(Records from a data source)
-.-.-

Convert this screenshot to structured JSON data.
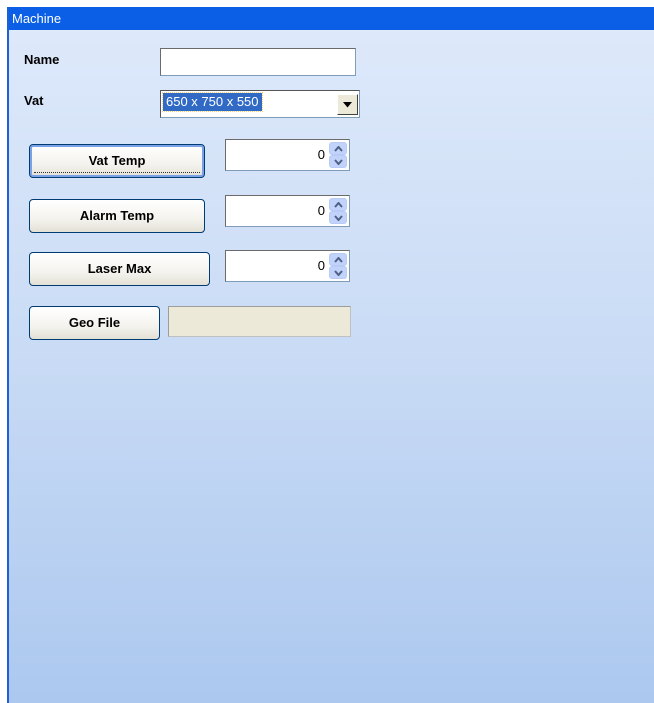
{
  "window": {
    "title": "Machine"
  },
  "form": {
    "name_label": "Name",
    "name_value": "",
    "vat_label": "Vat",
    "vat_selected": "650 x 750 x 550",
    "vat_temp_label": "Vat Temp",
    "vat_temp_value": "0",
    "alarm_temp_label": "Alarm Temp",
    "alarm_temp_value": "0",
    "laser_max_label": "Laser Max",
    "laser_max_value": "0",
    "geo_file_label": "Geo File",
    "geo_file_value": ""
  },
  "colors": {
    "titlebar": "#0a5fe6",
    "panel_top": "#dfeafb",
    "panel_bottom": "#acc8ef",
    "selection": "#316ac5"
  },
  "icons": {
    "combo_arrow": "chevron-down-icon",
    "spinner_up": "spinner-up-icon",
    "spinner_down": "spinner-down-icon"
  }
}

-.-.-

- [Exercise objective]:
Repeat the entries exactly. Pictures are excluded from the copy.

- [Answer for this exercise]:
Convert this screenshot to structured JSON data.
{
  "window": {
    "title": "Machine"
  },
  "form": {
    "name_label": "Name",
    "name_value": "",
    "vat_label": "Vat",
    "vat_selected": "650 x 750 x 550",
    "vat_temp_label": "Vat Temp",
    "vat_temp_value": "0",
    "alarm_temp_label": "Alarm Temp",
    "alarm_temp_value": "0",
    "laser_max_label": "Laser Max",
    "laser_max_value": "0",
    "geo_file_label": "Geo File",
    "geo_file_value": ""
  },
  "colors": {
    "titlebar": "#0a5fe6",
    "panel_top": "#dfeafb",
    "panel_bottom": "#acc8ef",
    "selection": "#316ac5"
  },
  "icons": {
    "combo_arrow": "chevron-down-icon",
    "spinner_up": "spinner-up-icon",
    "spinner_down": "spinner-down-icon"
  }
}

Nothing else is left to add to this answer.